* WHAT TO WORK ON
Images are not part of the copy; write out the rest of the data exactly as given.

* EXERCISE DATA
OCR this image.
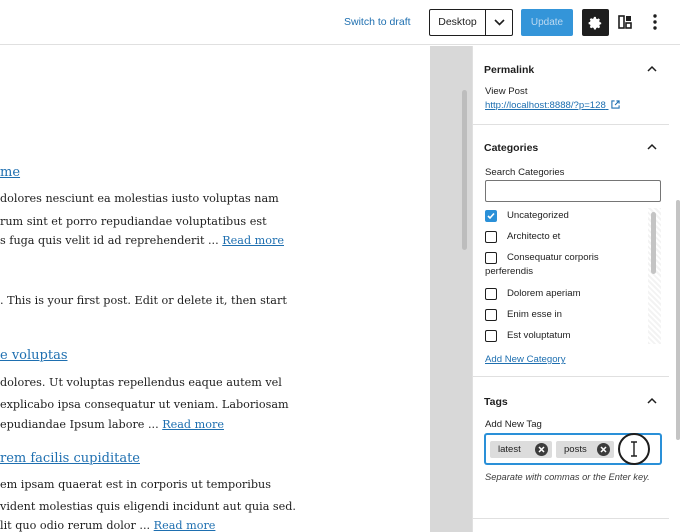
Switch to draft	Desktop	Update
me
dolores nesciunt ea molestias iusto voluptas nam
rum sint et porro repudiandae voluptatibus est
s fuga quis velit id ad reprehenderit ... Read more
. This is your first post. Edit or delete it, then start
e voluptas
dolores. Ut voluptas repellendus eaque autem vel
explicabo ipsa consequatur ut veniam. Laboriosam
epudiandae Ipsum labore ... Read more
rem facilis cupiditate
em ipsam quaerat est in corporis ut temporibus
vident molestias quis eligendi incidunt aut quia sed.
lit quo odio rerum dolor ... Read more
Permalink
View Post
http://localhost:8888/?p=128
Categories
Search Categories
Uncategorized
Architecto et
Consequatur corporis perferendis
Dolorem aperiam
Enim esse in
Est voluptatum
Add New Category
Tags
Add New Tag
latest	posts
Separate with commas or the Enter key.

* REPLY
OCR this image.
Switch to draft	Desktop	Update
me
dolores nesciunt ea molestias iusto voluptas nam
rum sint et porro repudiandae voluptatibus est
s fuga quis velit id ad reprehenderit ... Read more
. This is your first post. Edit or delete it, then start
e voluptas
dolores. Ut voluptas repellendus eaque autem vel
explicabo ipsa consequatur ut veniam. Laboriosam
epudiandae Ipsum labore ... Read more
rem facilis cupiditate
em ipsam quaerat est in corporis ut temporibus
vident molestias quis eligendi incidunt aut quia sed.
lit quo odio rerum dolor ... Read more
Permalink
View Post
http://localhost:8888/?p=128
Categories
Search Categories
Uncategorized
Architecto et
Consequatur corporis perferendis
Dolorem aperiam
Enim esse in
Est voluptatum
Add New Category
Tags
Add New Tag
latest	posts
Separate with commas or the Enter key.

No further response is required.